** Start of RAW RECORDS **
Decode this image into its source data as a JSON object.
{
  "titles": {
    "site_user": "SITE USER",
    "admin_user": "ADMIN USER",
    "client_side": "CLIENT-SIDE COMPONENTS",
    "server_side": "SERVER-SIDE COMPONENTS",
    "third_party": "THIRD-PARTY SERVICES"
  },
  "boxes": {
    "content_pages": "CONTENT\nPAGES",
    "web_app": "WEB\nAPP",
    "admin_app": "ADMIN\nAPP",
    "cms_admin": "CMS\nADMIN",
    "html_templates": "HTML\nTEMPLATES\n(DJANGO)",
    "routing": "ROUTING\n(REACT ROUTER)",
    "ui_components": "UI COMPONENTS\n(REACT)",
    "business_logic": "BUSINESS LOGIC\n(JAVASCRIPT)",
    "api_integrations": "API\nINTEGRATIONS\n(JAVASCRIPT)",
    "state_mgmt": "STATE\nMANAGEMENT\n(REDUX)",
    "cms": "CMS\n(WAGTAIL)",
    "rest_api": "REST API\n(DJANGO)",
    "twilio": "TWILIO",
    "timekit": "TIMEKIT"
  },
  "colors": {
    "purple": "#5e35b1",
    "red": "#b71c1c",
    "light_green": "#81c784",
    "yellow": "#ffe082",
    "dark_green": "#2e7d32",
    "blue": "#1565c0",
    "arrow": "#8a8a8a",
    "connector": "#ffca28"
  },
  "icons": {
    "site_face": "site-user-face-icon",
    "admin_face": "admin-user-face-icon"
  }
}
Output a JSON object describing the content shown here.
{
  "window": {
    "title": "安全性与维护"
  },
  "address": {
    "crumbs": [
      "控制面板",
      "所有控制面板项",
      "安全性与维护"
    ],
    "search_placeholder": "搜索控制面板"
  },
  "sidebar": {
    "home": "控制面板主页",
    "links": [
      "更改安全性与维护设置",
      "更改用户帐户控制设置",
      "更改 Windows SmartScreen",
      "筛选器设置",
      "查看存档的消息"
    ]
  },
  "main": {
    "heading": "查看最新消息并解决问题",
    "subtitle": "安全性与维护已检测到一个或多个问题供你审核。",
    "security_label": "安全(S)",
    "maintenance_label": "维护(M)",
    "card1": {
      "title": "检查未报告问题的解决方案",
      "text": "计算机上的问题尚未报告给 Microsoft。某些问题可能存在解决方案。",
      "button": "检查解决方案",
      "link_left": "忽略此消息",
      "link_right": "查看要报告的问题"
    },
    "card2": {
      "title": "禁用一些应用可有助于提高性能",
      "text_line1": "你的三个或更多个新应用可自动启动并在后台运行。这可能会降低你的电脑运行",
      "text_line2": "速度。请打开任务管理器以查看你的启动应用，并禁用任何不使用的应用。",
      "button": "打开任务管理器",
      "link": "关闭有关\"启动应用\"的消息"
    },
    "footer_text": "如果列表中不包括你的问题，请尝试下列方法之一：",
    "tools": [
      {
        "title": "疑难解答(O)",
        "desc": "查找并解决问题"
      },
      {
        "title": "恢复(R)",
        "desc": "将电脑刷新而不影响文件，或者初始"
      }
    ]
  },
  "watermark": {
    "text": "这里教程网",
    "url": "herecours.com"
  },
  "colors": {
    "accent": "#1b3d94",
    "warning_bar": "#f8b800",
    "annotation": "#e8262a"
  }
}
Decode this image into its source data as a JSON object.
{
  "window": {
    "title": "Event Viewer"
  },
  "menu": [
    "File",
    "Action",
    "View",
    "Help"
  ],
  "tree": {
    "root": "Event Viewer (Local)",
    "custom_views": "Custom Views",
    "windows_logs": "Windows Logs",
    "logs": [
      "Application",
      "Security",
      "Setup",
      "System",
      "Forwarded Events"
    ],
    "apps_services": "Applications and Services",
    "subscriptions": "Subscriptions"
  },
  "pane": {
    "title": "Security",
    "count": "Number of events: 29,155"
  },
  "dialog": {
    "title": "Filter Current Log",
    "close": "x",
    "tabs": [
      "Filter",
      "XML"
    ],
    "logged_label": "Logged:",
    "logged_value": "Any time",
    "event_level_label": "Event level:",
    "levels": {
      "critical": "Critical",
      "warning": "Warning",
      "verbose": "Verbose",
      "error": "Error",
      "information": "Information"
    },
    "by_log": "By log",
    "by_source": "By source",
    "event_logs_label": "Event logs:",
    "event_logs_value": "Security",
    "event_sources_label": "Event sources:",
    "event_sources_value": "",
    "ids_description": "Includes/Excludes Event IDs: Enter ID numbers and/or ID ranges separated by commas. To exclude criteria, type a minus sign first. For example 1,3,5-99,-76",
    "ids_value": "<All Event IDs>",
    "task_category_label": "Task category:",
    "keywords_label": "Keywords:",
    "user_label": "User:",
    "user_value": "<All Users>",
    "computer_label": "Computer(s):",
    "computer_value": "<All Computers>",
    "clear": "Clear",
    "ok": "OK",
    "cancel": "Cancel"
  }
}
** End of RAW RECORDS **
DIRECTIONS » Reproduce each entry exactly, leaving out nothing.

RESULT »
Decode this image into its source data as a JSON object.
{
  "titles": {
    "site_user": "SITE USER",
    "admin_user": "ADMIN USER",
    "client_side": "CLIENT-SIDE COMPONENTS",
    "server_side": "SERVER-SIDE COMPONENTS",
    "third_party": "THIRD-PARTY SERVICES"
  },
  "boxes": {
    "content_pages": "CONTENT\nPAGES",
    "web_app": "WEB\nAPP",
    "admin_app": "ADMIN\nAPP",
    "cms_admin": "CMS\nADMIN",
    "html_templates": "HTML\nTEMPLATES\n(DJANGO)",
    "routing": "ROUTING\n(REACT ROUTER)",
    "ui_components": "UI COMPONENTS\n(REACT)",
    "business_logic": "BUSINESS LOGIC\n(JAVASCRIPT)",
    "api_integrations": "API\nINTEGRATIONS\n(JAVASCRIPT)",
    "state_mgmt": "STATE\nMANAGEMENT\n(REDUX)",
    "cms": "CMS\n(WAGTAIL)",
    "rest_api": "REST API\n(DJANGO)",
    "twilio": "TWILIO",
    "timekit": "TIMEKIT"
  },
  "colors": {
    "purple": "#5e35b1",
    "red": "#b71c1c",
    "light_green": "#81c784",
    "yellow": "#ffe082",
    "dark_green": "#2e7d32",
    "blue": "#1565c0",
    "arrow": "#8a8a8a",
    "connector": "#ffca28"
  },
  "icons": {
    "site_face": "site-user-face-icon",
    "admin_face": "admin-user-face-icon"
  }
}
Output a JSON object describing the content shown here.
{
  "window": {
    "title": "安全性与维护"
  },
  "address": {
    "crumbs": [
      "控制面板",
      "所有控制面板项",
      "安全性与维护"
    ],
    "search_placeholder": "搜索控制面板"
  },
  "sidebar": {
    "home": "控制面板主页",
    "links": [
      "更改安全性与维护设置",
      "更改用户帐户控制设置",
      "更改 Windows SmartScreen",
      "筛选器设置",
      "查看存档的消息"
    ]
  },
  "main": {
    "heading": "查看最新消息并解决问题",
    "subtitle": "安全性与维护已检测到一个或多个问题供你审核。",
    "security_label": "安全(S)",
    "maintenance_label": "维护(M)",
    "card1": {
      "title": "检查未报告问题的解决方案",
      "text": "计算机上的问题尚未报告给 Microsoft。某些问题可能存在解决方案。",
      "button": "检查解决方案",
      "link_left": "忽略此消息",
      "link_right": "查看要报告的问题"
    },
    "card2": {
      "title": "禁用一些应用可有助于提高性能",
      "text_line1": "你的三个或更多个新应用可自动启动并在后台运行。这可能会降低你的电脑运行",
      "text_line2": "速度。请打开任务管理器以查看你的启动应用，并禁用任何不使用的应用。",
      "button": "打开任务管理器",
      "link": "关闭有关\"启动应用\"的消息"
    },
    "footer_text": "如果列表中不包括你的问题，请尝试下列方法之一：",
    "tools": [
      {
        "title": "疑难解答(O)",
        "desc": "查找并解决问题"
      },
      {
        "title": "恢复(R)",
        "desc": "将电脑刷新而不影响文件，或者初始"
      }
    ]
  },
  "watermark": {
    "text": "这里教程网",
    "url": "herecours.com"
  },
  "colors": {
    "accent": "#1b3d94",
    "warning_bar": "#f8b800",
    "annotation": "#e8262a"
  }
}
Decode this image into its source data as a JSON object.
{
  "window": {
    "title": "Event Viewer"
  },
  "menu": [
    "File",
    "Action",
    "View",
    "Help"
  ],
  "tree": {
    "root": "Event Viewer (Local)",
    "custom_views": "Custom Views",
    "windows_logs": "Windows Logs",
    "logs": [
      "Application",
      "Security",
      "Setup",
      "System",
      "Forwarded Events"
    ],
    "apps_services": "Applications and Services",
    "subscriptions": "Subscriptions"
  },
  "pane": {
    "title": "Security",
    "count": "Number of events: 29,155"
  },
  "dialog": {
    "title": "Filter Current Log",
    "close": "x",
    "tabs": [
      "Filter",
      "XML"
    ],
    "logged_label": "Logged:",
    "logged_value": "Any time",
    "event_level_label": "Event level:",
    "levels": {
      "critical": "Critical",
      "warning": "Warning",
      "verbose": "Verbose",
      "error": "Error",
      "information": "Information"
    },
    "by_log": "By log",
    "by_source": "By source",
    "event_logs_label": "Event logs:",
    "event_logs_value": "Security",
    "event_sources_label": "Event sources:",
    "event_sources_value": "",
    "ids_description": "Includes/Excludes Event IDs: Enter ID numbers and/or ID ranges separated by commas. To exclude criteria, type a minus sign first. For example 1,3,5-99,-76",
    "ids_value": "<All Event IDs>",
    "task_category_label": "Task category:",
    "keywords_label": "Keywords:",
    "user_label": "User:",
    "user_value": "<All Users>",
    "computer_label": "Computer(s):",
    "computer_value": "<All Computers>",
    "clear": "Clear",
    "ok": "OK",
    "cancel": "Cancel"
  }
}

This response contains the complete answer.